● DIRECTION A
In the records below, copy the lines word for word, starting at the line that contains "browser-tab[interactable]: 5.2 ✕" and ending at the line that contains "scrollbar[interactable] xyxy=(1361,470,1365,722)".

# Pie Chart

A pie chart is a circular statistical graphic, which is divided into slices to illustrate numerical proportion.

In [1]:
from lets_plot import *
from lets_plot.mapping import *
from lets_plot.geo_data import *

The geodata is provided by © OpenStreetMap contributors and is made available here under the Open Database License (ODbL).


In [2]:
LetsPlot.setup_html()

In [3]:
def get_data():
    import pandas as pd
    df = pd.read_csv('https://raw.githubusercontent.com/JetBrains/lets-plot-docs/master/data/mpg.csv')
    df['explode'] = [0.2 if c == 'pickup' else 0.0 for c in df['class']]
    return df

In [4]:
df = get_data()
print(df.shape)
df.head()

(234, 13)


Unnamed: 0.1,Unnamed: 0,manufacturer,model,displ,year,cyl,trans,drv,cty,hwy,fl,class,explode
0,1,audi,a4,1.8,1999,4,auto(l5),f,18,29,p,compact,0.0
1,2,audi,a4,1.8,1999,4,manual(m5),f,21,29,p,compact,0.0
2,3,audi,a4,2.0,2008,4,manual(m6),f,20,31,p,compact,0.0
3,4,audi,a4,2.0,2008,4,auto(av),f,21,30,p,compact,0.0
4,5,audi,a4,2.8,1999,6,auto(l5),f,16,26,p,compact,0.0


## Basic Pie Chart

You can use `identity` statistical transformation to leave the data unchanged.

To do this, let's calculate the classes of cars.

● DIRECTION B
List every module that the pie chart page imports from in its first code block.

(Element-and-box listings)
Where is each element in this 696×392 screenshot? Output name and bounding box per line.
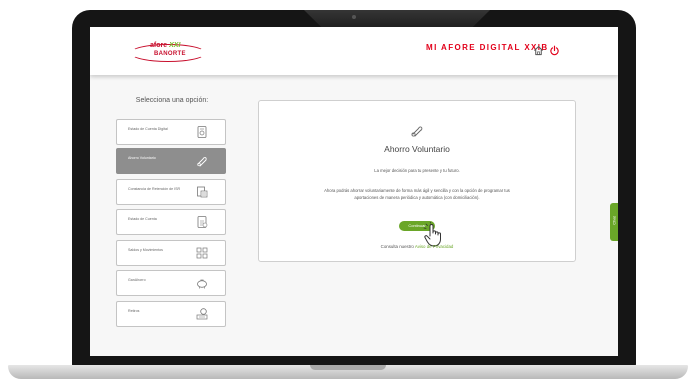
sidebar-item-estado-cuenta[interactable]: Estado de Cuenta <box>116 209 226 235</box>
withdrawals-icon <box>196 308 208 320</box>
sidebar-item-ganahorro[interactable]: GanAhorro <box>116 270 226 296</box>
power-icon[interactable] <box>549 45 560 56</box>
laptop-notch <box>310 365 386 370</box>
privacy-notice: Consulta nuestro Aviso de Privacidad <box>259 244 575 249</box>
sidebar-item-label: Retiros <box>128 309 140 313</box>
app-screen: afore XXI BANORTE MI AFORE DIGITAL XXIB S… <box>90 27 618 356</box>
sidebar-item-label: Saldos y Movimientos <box>128 248 163 252</box>
voluntary-savings-icon <box>411 126 423 137</box>
webcam <box>352 15 356 19</box>
chat-tab[interactable]: Chat <box>610 203 618 241</box>
balances-icon <box>196 247 208 259</box>
voluntary-savings-panel: Ahorro Voluntario La mejor decisión para… <box>258 100 576 262</box>
sidebar-item-label: Estado de Cuenta Digital <box>128 127 168 131</box>
app-title: MI AFORE DIGITAL XXIB <box>426 43 549 52</box>
privacy-link[interactable]: Aviso de Privacidad <box>415 244 453 249</box>
digital-statement-icon <box>197 126 207 138</box>
home-icon[interactable] <box>533 45 544 56</box>
panel-subtitle: La mejor decisión para tu presente y tu … <box>374 168 460 173</box>
menu-title: Selecciona una opción: <box>135 97 209 104</box>
sidebar-item-label: Constancia de Retención de ISR <box>128 187 181 191</box>
sidebar-item-constancia-isr[interactable]: Constancia de Retención de ISR <box>116 179 226 205</box>
app-header: afore XXI BANORTE MI AFORE DIGITAL XXIB <box>90 27 618 75</box>
voluntary-savings-icon <box>197 157 207 167</box>
panel-description: Ahora podrás ahorrar voluntariamente de … <box>324 188 510 200</box>
logo-banorte-text: BANORTE <box>154 51 186 57</box>
logo-xxi-text: XXI <box>169 42 181 49</box>
sidebar-item-label: Estado de Cuenta <box>128 217 157 221</box>
account-statement-icon <box>197 216 208 228</box>
panel-title: Ahorro Voluntario <box>384 144 450 154</box>
privacy-prefix: Consulta nuestro <box>380 244 414 249</box>
sidebar-item-ahorro-voluntario[interactable]: Ahorro Voluntario <box>116 148 226 174</box>
sidebar-item-estado-cuenta-digital[interactable]: Estado de Cuenta Digital <box>116 119 226 145</box>
chat-label: Chat <box>611 216 617 225</box>
sidebar-item-saldos-movimientos[interactable]: Saldos y Movimientos <box>116 240 226 266</box>
afore-logo[interactable]: afore XXI BANORTE <box>130 42 210 64</box>
tax-certificate-icon <box>197 186 208 198</box>
sidebar-item-label: GanAhorro <box>128 278 146 282</box>
logo-afore-text: afore XXI <box>150 42 181 49</box>
piggy-bank-icon <box>197 279 207 289</box>
sidebar-item-retiros[interactable]: Retiros <box>116 301 226 327</box>
sidebar-item-label: Ahorro Voluntario <box>128 156 156 160</box>
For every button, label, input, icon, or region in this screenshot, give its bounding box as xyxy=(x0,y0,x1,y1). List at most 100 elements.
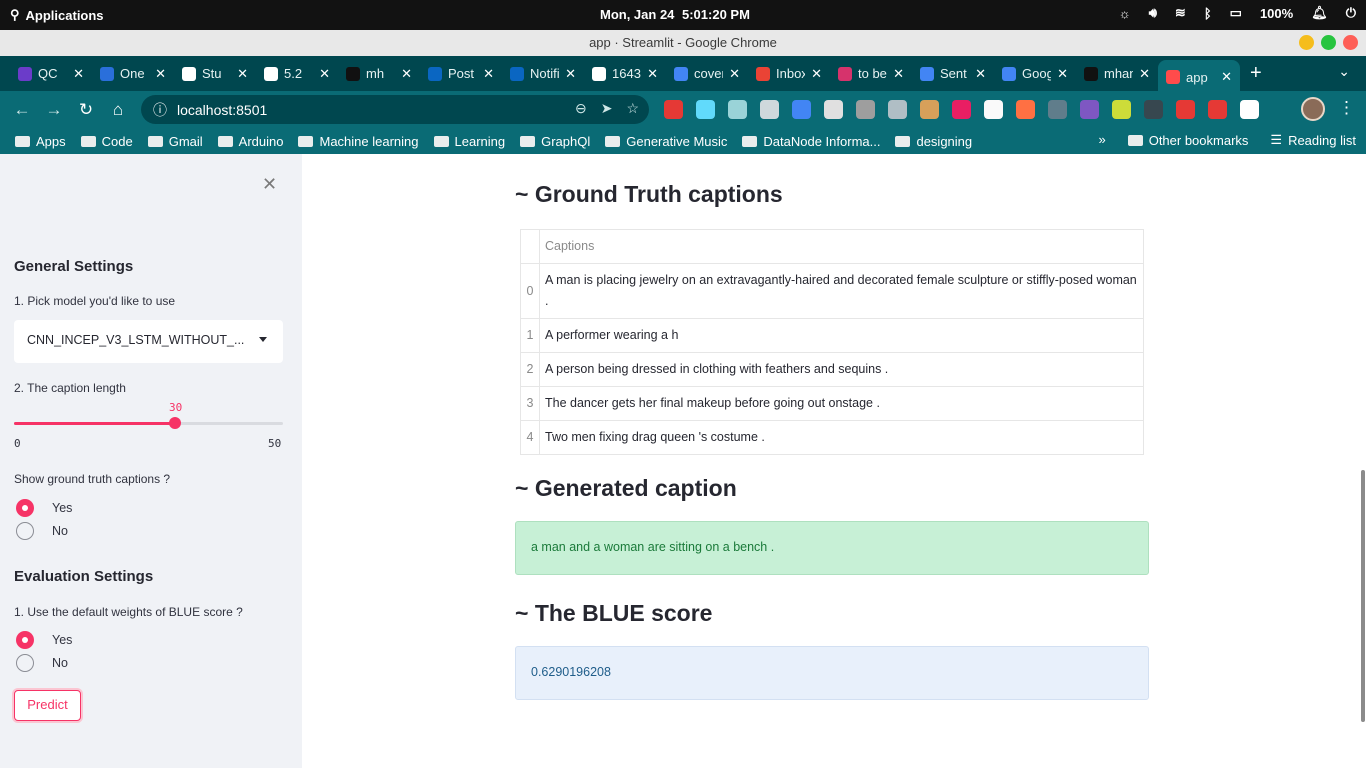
browser-tab[interactable]: 5.2 ✕ xyxy=(256,60,338,88)
brightness-icon[interactable]: ☼ xyxy=(1119,6,1131,21)
browser-tab[interactable]: app ✕ xyxy=(1158,59,1240,95)
extension-icon[interactable] xyxy=(728,100,747,119)
radio-selected[interactable] xyxy=(16,631,34,649)
maximize-button[interactable] xyxy=(1321,35,1336,50)
translate-icon[interactable] xyxy=(792,100,811,119)
scrollbar[interactable] xyxy=(1361,470,1365,722)
close-tab-icon[interactable]: ✕ xyxy=(1057,66,1068,82)
volume-icon[interactable]: 🔊︎ xyxy=(1149,5,1157,21)
extension-icon[interactable] xyxy=(984,100,1003,119)
profile-avatar[interactable] xyxy=(1301,97,1325,121)
extension-icon[interactable] xyxy=(1080,100,1099,119)
new-tab-icon[interactable]: + xyxy=(1250,62,1262,85)
extension-icon[interactable] xyxy=(888,100,907,119)
close-tab-icon[interactable]: ✕ xyxy=(647,66,658,82)
shield-icon[interactable] xyxy=(760,100,779,119)
extension-icon[interactable] xyxy=(1176,100,1195,119)
close-window-button[interactable] xyxy=(1343,35,1358,50)
close-tab-icon[interactable]: ✕ xyxy=(975,66,986,82)
bluetooth-icon[interactable]: ᛒ xyxy=(1204,6,1212,21)
cookie-icon[interactable] xyxy=(920,100,939,119)
tab-search-icon[interactable]: ⌄ xyxy=(1338,63,1350,80)
reading-list[interactable]: ☰ Reading list xyxy=(1270,132,1356,148)
bookmark-item[interactable]: Apps xyxy=(15,134,66,149)
close-tab-icon[interactable]: ✕ xyxy=(729,66,740,82)
close-tab-icon[interactable]: ✕ xyxy=(155,66,166,82)
applications-menu[interactable]: ⚲ Applications xyxy=(10,7,104,23)
browser-tab[interactable]: mh ✕ xyxy=(338,60,420,88)
bookmark-item[interactable]: Arduino xyxy=(217,134,283,149)
radio-unselected[interactable] xyxy=(16,654,34,672)
forward-button[interactable]: → xyxy=(38,100,70,120)
zoom-icon[interactable]: ⊖ xyxy=(575,100,587,117)
bookmark-item[interactable]: Machine learning xyxy=(298,134,419,149)
close-tab-icon[interactable]: ✕ xyxy=(811,66,822,82)
puzzle-icon[interactable] xyxy=(1240,100,1259,119)
weights-yes[interactable]: Yes xyxy=(16,631,72,649)
browser-tab[interactable]: Google ✕ xyxy=(994,60,1076,88)
radio-unselected[interactable] xyxy=(16,522,34,540)
chrome-menu-icon[interactable]: ⋮ xyxy=(1338,98,1355,118)
extension-icon[interactable] xyxy=(1208,100,1227,119)
close-tab-icon[interactable]: ✕ xyxy=(73,66,84,82)
extension-icon[interactable] xyxy=(824,100,843,119)
extension-icon[interactable] xyxy=(952,100,971,119)
power-icon[interactable]: ⏻ xyxy=(1346,5,1356,21)
extension-icon[interactable] xyxy=(856,100,875,119)
notification-icon[interactable]: 🔔︎ xyxy=(1311,5,1328,21)
send-icon[interactable]: ➤ xyxy=(601,100,613,117)
bookmark-item[interactable]: Code xyxy=(80,134,133,149)
wifi-icon[interactable]: ≋ xyxy=(1175,5,1186,21)
bookmark-item[interactable]: GraphQl xyxy=(520,134,590,149)
browser-tab[interactable]: One ✕ xyxy=(92,60,174,88)
slider-thumb[interactable] xyxy=(169,417,182,429)
close-tab-icon[interactable]: ✕ xyxy=(483,66,494,82)
bookmark-item[interactable]: Gmail xyxy=(147,134,203,149)
browser-tab[interactable]: mhanna ✕ xyxy=(1076,60,1158,88)
bookmark-star-icon[interactable]: ☆ xyxy=(626,100,639,117)
caption-length-slider[interactable] xyxy=(14,417,283,429)
browser-tab[interactable]: 164302 ✕ xyxy=(584,60,666,88)
ground-truth-yes[interactable]: Yes xyxy=(16,499,72,517)
browser-tab[interactable]: Stu ✕ xyxy=(174,60,256,88)
weights-no[interactable]: No xyxy=(16,654,68,672)
other-bookmarks[interactable]: Other bookmarks xyxy=(1127,132,1248,148)
extension-icon[interactable] xyxy=(1112,100,1131,119)
close-tab-icon[interactable]: ✕ xyxy=(893,66,904,82)
predict-button[interactable]: Predict xyxy=(14,690,81,721)
back-button[interactable]: ← xyxy=(6,100,38,120)
radio-selected[interactable] xyxy=(16,499,34,517)
close-tab-icon[interactable]: ✕ xyxy=(319,66,330,82)
os-date[interactable]: Mon, Jan 24 xyxy=(600,7,674,22)
close-icon[interactable]: ✕ xyxy=(262,174,277,195)
extension-icon[interactable] xyxy=(1144,100,1163,119)
react-devtools-icon[interactable] xyxy=(696,100,715,119)
reload-button[interactable]: ↻ xyxy=(70,100,102,120)
bookmark-item[interactable]: Learning xyxy=(433,134,505,149)
address-bar[interactable]: ⓘ localhost:8501 ⊖ ➤ ☆ xyxy=(141,95,649,124)
browser-tab[interactable]: Post | F ✕ xyxy=(420,60,502,88)
close-tab-icon[interactable]: ✕ xyxy=(401,66,412,82)
browser-tab[interactable]: Notifica ✕ xyxy=(502,60,584,88)
more-bookmarks-button[interactable]: » xyxy=(1098,132,1105,148)
minimize-button[interactable] xyxy=(1299,35,1314,50)
os-time[interactable]: 5:01:20 PM xyxy=(682,7,750,22)
bookmark-item[interactable]: designing xyxy=(895,134,972,149)
browser-tab[interactable]: to be ba ✕ xyxy=(830,60,912,88)
ground-truth-no[interactable]: No xyxy=(16,522,68,540)
bookmark-item[interactable]: Generative Music xyxy=(605,134,727,149)
close-tab-icon[interactable]: ✕ xyxy=(565,66,576,82)
extension-icon[interactable] xyxy=(664,100,683,119)
close-tab-icon[interactable]: ✕ xyxy=(237,66,248,82)
browser-tab[interactable]: Sent - M ✕ xyxy=(912,60,994,88)
info-icon[interactable]: ⓘ xyxy=(153,100,167,120)
browser-tab[interactable]: Inbox (✕ xyxy=(748,60,830,88)
bookmark-item[interactable]: DataNode Informa... xyxy=(742,134,880,149)
close-tab-icon[interactable]: ✕ xyxy=(1139,66,1150,82)
home-button[interactable]: ⌂ xyxy=(102,100,134,120)
model-select[interactable]: CNN_INCEP_V3_LSTM_WITHOUT_... xyxy=(14,320,283,363)
close-tab-icon[interactable]: ✕ xyxy=(1221,69,1232,85)
battery-icon[interactable]: ▭ xyxy=(1230,5,1242,21)
browser-tab[interactable]: cover le ✕ xyxy=(666,60,748,88)
browser-tab[interactable]: QC ✕ xyxy=(10,60,92,88)
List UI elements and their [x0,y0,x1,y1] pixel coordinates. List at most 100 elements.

● TASK SOLUTION A
browser-tab[interactable]: 5.2 ✕ xyxy=(256,60,338,88)
brightness-icon[interactable]: ☼ xyxy=(1119,6,1131,21)
browser-tab[interactable]: app ✕ xyxy=(1158,59,1240,95)
extension-icon[interactable] xyxy=(728,100,747,119)
radio-selected[interactable] xyxy=(16,631,34,649)
maximize-button[interactable] xyxy=(1321,35,1336,50)
translate-icon[interactable] xyxy=(792,100,811,119)
scrollbar[interactable] xyxy=(1361,470,1365,722)

● TASK SOLUTION B
lets_plot, lets_plot.mapping, lets_plot.geo_data